■ THE REQUEST
Of all the lines in these entries, how many contain the string "Runtime"? Give only that count.

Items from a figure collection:
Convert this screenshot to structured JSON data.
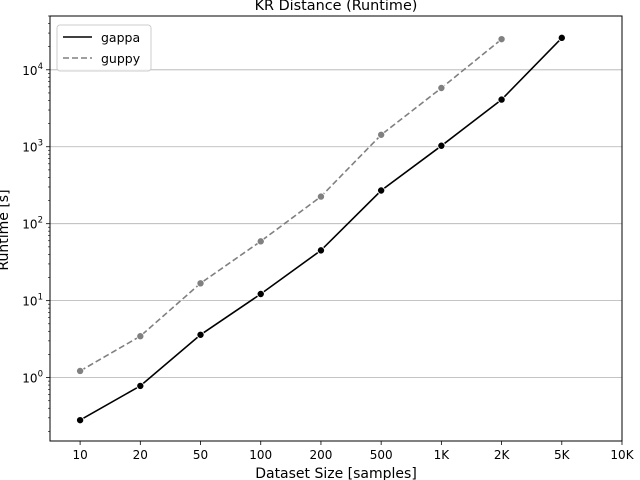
{
  "chart_data": {
    "type": "line",
    "title": "KR Distance  (Runtime)",
    "xlabel": "Dataset Size  [samples]",
    "ylabel": "Runtime  [s]",
    "categories": [
      "10",
      "20",
      "50",
      "100",
      "200",
      "500",
      "1K",
      "2K",
      "5K",
      "10K"
    ],
    "yscale": "log",
    "ylim": [
      0.15,
      50000
    ],
    "y_ticks": [
      {
        "value": 1,
        "base": "10",
        "exp": "0"
      },
      {
        "value": 10,
        "base": "10",
        "exp": "1"
      },
      {
        "value": 100,
        "base": "10",
        "exp": "2"
      },
      {
        "value": 1000,
        "base": "10",
        "exp": "3"
      },
      {
        "value": 10000,
        "base": "10",
        "exp": "4"
      }
    ],
    "grid": "y-major",
    "legend_position": "top-left",
    "series": [
      {
        "name": "gappa",
        "color": "#000000",
        "dash": "solid",
        "values": [
          0.28,
          0.78,
          3.6,
          12.2,
          45,
          270,
          1030,
          4100,
          26000,
          null
        ]
      },
      {
        "name": "guppy",
        "color": "#808080",
        "dash": "dashed",
        "values": [
          1.22,
          3.45,
          16.8,
          59,
          225,
          1430,
          5800,
          25000,
          null,
          null
        ]
      }
    ]
  }
}
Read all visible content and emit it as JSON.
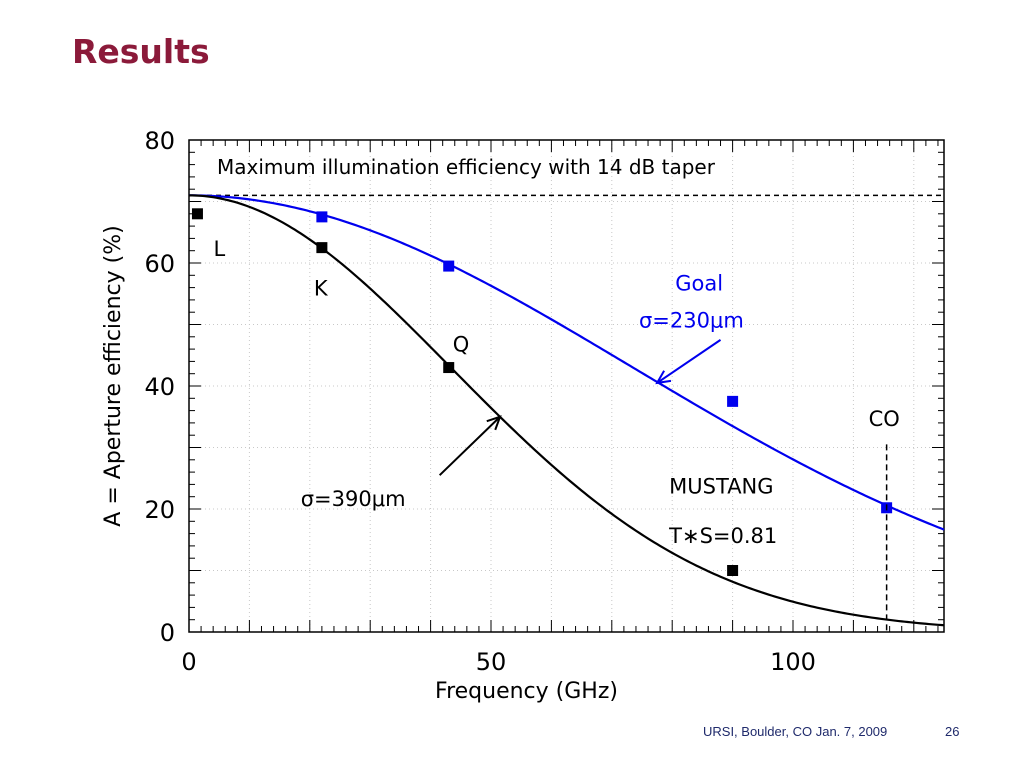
{
  "slide": {
    "title": "Results",
    "footer_text": "URSI, Boulder, CO Jan. 7, 2009",
    "page_number": "26"
  },
  "colors": {
    "title": "#8b1a3a",
    "goal_curve": "#0000ee",
    "mustang_curve": "#000000",
    "footer": "#1f2a6b"
  },
  "chart_data": {
    "type": "line",
    "xlabel": "Frequency (GHz)",
    "ylabel": "A = Aperture efficiency (%)",
    "xlim": [
      0,
      125
    ],
    "ylim": [
      0,
      80
    ],
    "x_ticks": [
      0,
      50,
      100
    ],
    "y_ticks": [
      0,
      20,
      40,
      60,
      80
    ],
    "grid": true,
    "reference_line": {
      "label": "Maximum illumination efficiency with 14 dB taper",
      "y": 71
    },
    "series": [
      {
        "label_line1": "Goal",
        "label_line2": "σ=230μm",
        "color": "#0000ee",
        "sigma_um": 230,
        "max_efficiency": 71,
        "points": [
          [
            22,
            67.5
          ],
          [
            43,
            59.5
          ],
          [
            90,
            37.5
          ],
          [
            115.5,
            20.2
          ]
        ]
      },
      {
        "label": "σ=390μm",
        "color": "#000000",
        "sigma_um": 390,
        "max_efficiency": 71,
        "points": [
          [
            1.4,
            68
          ],
          [
            22,
            62.5
          ],
          [
            43,
            43
          ],
          [
            90,
            10
          ]
        ]
      }
    ],
    "point_labels": [
      {
        "text": "L",
        "x": 1.4,
        "y": 68
      },
      {
        "text": "K",
        "x": 22,
        "y": 62.5
      },
      {
        "text": "Q",
        "x": 43,
        "y": 43
      }
    ],
    "annotations": [
      {
        "text": "CO",
        "x": 115.5
      },
      {
        "text": "MUSTANG"
      },
      {
        "text": "T∗S=0.81"
      }
    ]
  }
}
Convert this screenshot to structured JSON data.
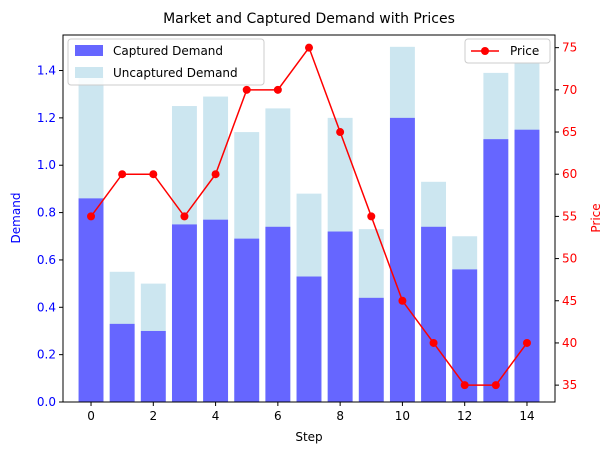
{
  "chart_data": {
    "type": "bar",
    "title": "Market and Captured Demand with Prices",
    "xlabel": "Step",
    "ylabel_left": "Demand",
    "ylabel_right": "Price",
    "x": [
      0,
      1,
      2,
      3,
      4,
      5,
      6,
      7,
      8,
      9,
      10,
      11,
      12,
      13,
      14
    ],
    "x_ticks": [
      0,
      2,
      4,
      6,
      8,
      10,
      12,
      14
    ],
    "xlim": [
      -0.9,
      14.9
    ],
    "ylim_left": [
      0,
      1.55
    ],
    "yticks_left": [
      0.0,
      0.2,
      0.4,
      0.6,
      0.8,
      1.0,
      1.2,
      1.4
    ],
    "ylim_right": [
      33,
      76.5
    ],
    "yticks_right": [
      35,
      40,
      45,
      50,
      55,
      60,
      65,
      70,
      75
    ],
    "grid": false,
    "series": [
      {
        "name": "Captured Demand",
        "kind": "bar",
        "axis": "left",
        "color": "#6666ff",
        "values": [
          0.86,
          0.33,
          0.3,
          0.75,
          0.77,
          0.69,
          0.74,
          0.53,
          0.72,
          0.44,
          1.2,
          0.74,
          0.56,
          1.11,
          1.15
        ]
      },
      {
        "name": "Uncaptured Demand",
        "kind": "bar-stacked-total",
        "axis": "left",
        "color": "#cce6f0",
        "totals": [
          1.4,
          0.55,
          0.5,
          1.25,
          1.29,
          1.14,
          1.24,
          0.88,
          1.2,
          0.73,
          1.5,
          0.93,
          0.7,
          1.39,
          1.43
        ]
      },
      {
        "name": "Price",
        "kind": "line",
        "axis": "right",
        "color": "#ff0000",
        "values": [
          55,
          60,
          60,
          55,
          60,
          70,
          70,
          75,
          65,
          55,
          45,
          40,
          35,
          35,
          40
        ]
      }
    ],
    "left_axis_color": "#0000ff",
    "right_axis_color": "#ff0000",
    "legend_left_position": "upper-left",
    "legend_right_position": "upper-right"
  }
}
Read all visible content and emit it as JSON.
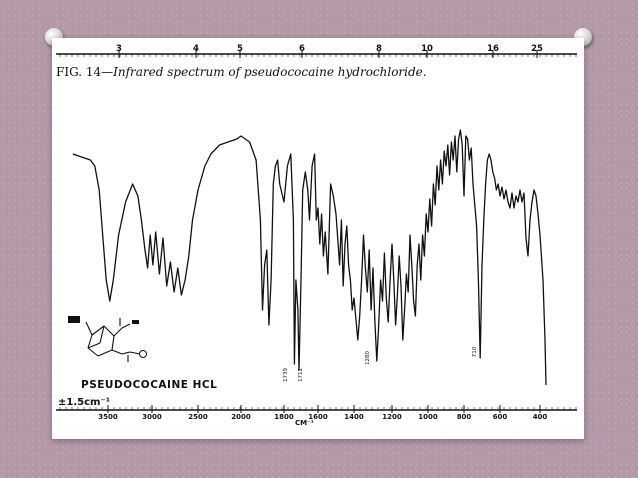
{
  "caption": {
    "figure_tag": "FIG. 14—",
    "description": "Infrared spectrum of pseudococaine hydrochloride."
  },
  "compound_label": "PSEUDOCOCAINE HCL",
  "scale_label": "±1.5cm⁻¹",
  "unit_label": "CM⁻¹",
  "chart_data": {
    "type": "line",
    "title": "FIG. 14—Infrared spectrum of pseudococaine hydrochloride.",
    "xlabel": "CM⁻¹",
    "top_axis_ticks": [
      "3",
      "4",
      "5",
      "6",
      "8",
      "10",
      "16",
      "25"
    ],
    "bottom_axis_ticks": [
      "3500",
      "3000",
      "2500",
      "2000",
      "1800",
      "1600",
      "1400",
      "1200",
      "1000",
      "800",
      "600",
      "400"
    ],
    "peak_annotations": [
      "1739",
      "1712",
      "1280",
      "710"
    ],
    "series": [
      {
        "values": [
          [
            3900,
            0.82
          ],
          [
            3800,
            0.81
          ],
          [
            3700,
            0.8
          ],
          [
            3650,
            0.78
          ],
          [
            3600,
            0.7
          ],
          [
            3560,
            0.55
          ],
          [
            3520,
            0.4
          ],
          [
            3480,
            0.33
          ],
          [
            3440,
            0.4
          ],
          [
            3380,
            0.55
          ],
          [
            3300,
            0.66
          ],
          [
            3220,
            0.72
          ],
          [
            3160,
            0.68
          ],
          [
            3120,
            0.6
          ],
          [
            3080,
            0.5
          ],
          [
            3050,
            0.44
          ],
          [
            3020,
            0.55
          ],
          [
            2990,
            0.45
          ],
          [
            2960,
            0.56
          ],
          [
            2920,
            0.42
          ],
          [
            2880,
            0.54
          ],
          [
            2840,
            0.38
          ],
          [
            2800,
            0.46
          ],
          [
            2760,
            0.36
          ],
          [
            2720,
            0.44
          ],
          [
            2680,
            0.35
          ],
          [
            2640,
            0.4
          ],
          [
            2600,
            0.48
          ],
          [
            2560,
            0.6
          ],
          [
            2500,
            0.7
          ],
          [
            2420,
            0.78
          ],
          [
            2350,
            0.82
          ],
          [
            2250,
            0.85
          ],
          [
            2150,
            0.86
          ],
          [
            2050,
            0.87
          ],
          [
            2000,
            0.88
          ],
          [
            1960,
            0.86
          ],
          [
            1930,
            0.8
          ],
          [
            1910,
            0.6
          ],
          [
            1900,
            0.3
          ],
          [
            1890,
            0.45
          ],
          [
            1880,
            0.5
          ],
          [
            1870,
            0.25
          ],
          [
            1860,
            0.4
          ],
          [
            1850,
            0.72
          ],
          [
            1840,
            0.78
          ],
          [
            1830,
            0.8
          ],
          [
            1820,
            0.72
          ],
          [
            1800,
            0.66
          ],
          [
            1780,
            0.78
          ],
          [
            1760,
            0.82
          ],
          [
            1745,
            0.6
          ],
          [
            1739,
            0.12
          ],
          [
            1730,
            0.4
          ],
          [
            1718,
            0.3
          ],
          [
            1712,
            0.1
          ],
          [
            1700,
            0.4
          ],
          [
            1690,
            0.7
          ],
          [
            1675,
            0.76
          ],
          [
            1660,
            0.7
          ],
          [
            1650,
            0.6
          ],
          [
            1635,
            0.78
          ],
          [
            1620,
            0.82
          ],
          [
            1610,
            0.6
          ],
          [
            1600,
            0.64
          ],
          [
            1590,
            0.52
          ],
          [
            1580,
            0.62
          ],
          [
            1570,
            0.48
          ],
          [
            1560,
            0.56
          ],
          [
            1545,
            0.42
          ],
          [
            1530,
            0.72
          ],
          [
            1515,
            0.68
          ],
          [
            1500,
            0.62
          ],
          [
            1480,
            0.45
          ],
          [
            1470,
            0.6
          ],
          [
            1460,
            0.38
          ],
          [
            1450,
            0.52
          ],
          [
            1440,
            0.58
          ],
          [
            1430,
            0.45
          ],
          [
            1420,
            0.4
          ],
          [
            1410,
            0.3
          ],
          [
            1400,
            0.34
          ],
          [
            1380,
            0.2
          ],
          [
            1370,
            0.28
          ],
          [
            1360,
            0.4
          ],
          [
            1350,
            0.55
          ],
          [
            1340,
            0.44
          ],
          [
            1330,
            0.36
          ],
          [
            1320,
            0.5
          ],
          [
            1310,
            0.3
          ],
          [
            1300,
            0.44
          ],
          [
            1290,
            0.26
          ],
          [
            1280,
            0.13
          ],
          [
            1270,
            0.25
          ],
          [
            1260,
            0.4
          ],
          [
            1250,
            0.33
          ],
          [
            1240,
            0.49
          ],
          [
            1230,
            0.34
          ],
          [
            1220,
            0.26
          ],
          [
            1210,
            0.4
          ],
          [
            1200,
            0.52
          ],
          [
            1190,
            0.4
          ],
          [
            1180,
            0.25
          ],
          [
            1170,
            0.35
          ],
          [
            1160,
            0.48
          ],
          [
            1150,
            0.38
          ],
          [
            1140,
            0.2
          ],
          [
            1130,
            0.3
          ],
          [
            1120,
            0.42
          ],
          [
            1110,
            0.36
          ],
          [
            1100,
            0.55
          ],
          [
            1090,
            0.45
          ],
          [
            1080,
            0.33
          ],
          [
            1070,
            0.28
          ],
          [
            1060,
            0.45
          ],
          [
            1050,
            0.52
          ],
          [
            1040,
            0.4
          ],
          [
            1030,
            0.55
          ],
          [
            1020,
            0.48
          ],
          [
            1010,
            0.62
          ],
          [
            1000,
            0.56
          ],
          [
            990,
            0.67
          ],
          [
            980,
            0.58
          ],
          [
            970,
            0.72
          ],
          [
            960,
            0.65
          ],
          [
            950,
            0.78
          ],
          [
            940,
            0.7
          ],
          [
            930,
            0.8
          ],
          [
            920,
            0.72
          ],
          [
            910,
            0.83
          ],
          [
            900,
            0.78
          ],
          [
            890,
            0.85
          ],
          [
            880,
            0.75
          ],
          [
            870,
            0.86
          ],
          [
            860,
            0.8
          ],
          [
            850,
            0.88
          ],
          [
            840,
            0.76
          ],
          [
            830,
            0.87
          ],
          [
            820,
            0.9
          ],
          [
            810,
            0.85
          ],
          [
            800,
            0.68
          ],
          [
            790,
            0.88
          ],
          [
            780,
            0.87
          ],
          [
            770,
            0.8
          ],
          [
            760,
            0.84
          ],
          [
            750,
            0.72
          ],
          [
            740,
            0.65
          ],
          [
            730,
            0.58
          ],
          [
            720,
            0.4
          ],
          [
            710,
            0.14
          ],
          [
            700,
            0.45
          ],
          [
            690,
            0.6
          ],
          [
            680,
            0.72
          ],
          [
            670,
            0.8
          ],
          [
            660,
            0.82
          ],
          [
            650,
            0.8
          ],
          [
            640,
            0.76
          ],
          [
            630,
            0.74
          ],
          [
            620,
            0.7
          ],
          [
            610,
            0.72
          ],
          [
            600,
            0.68
          ],
          [
            590,
            0.71
          ],
          [
            580,
            0.67
          ],
          [
            570,
            0.7
          ],
          [
            560,
            0.66
          ],
          [
            550,
            0.64
          ],
          [
            540,
            0.69
          ],
          [
            530,
            0.64
          ],
          [
            520,
            0.68
          ],
          [
            510,
            0.66
          ],
          [
            500,
            0.7
          ],
          [
            490,
            0.66
          ],
          [
            480,
            0.69
          ],
          [
            470,
            0.54
          ],
          [
            460,
            0.48
          ],
          [
            450,
            0.6
          ],
          [
            440,
            0.66
          ],
          [
            430,
            0.7
          ],
          [
            420,
            0.68
          ],
          [
            410,
            0.62
          ],
          [
            400,
            0.55
          ],
          [
            385,
            0.4
          ],
          [
            375,
            0.2
          ],
          [
            370,
            0.05
          ]
        ]
      }
    ]
  }
}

■ RESULT OF THIS EXERCISE
2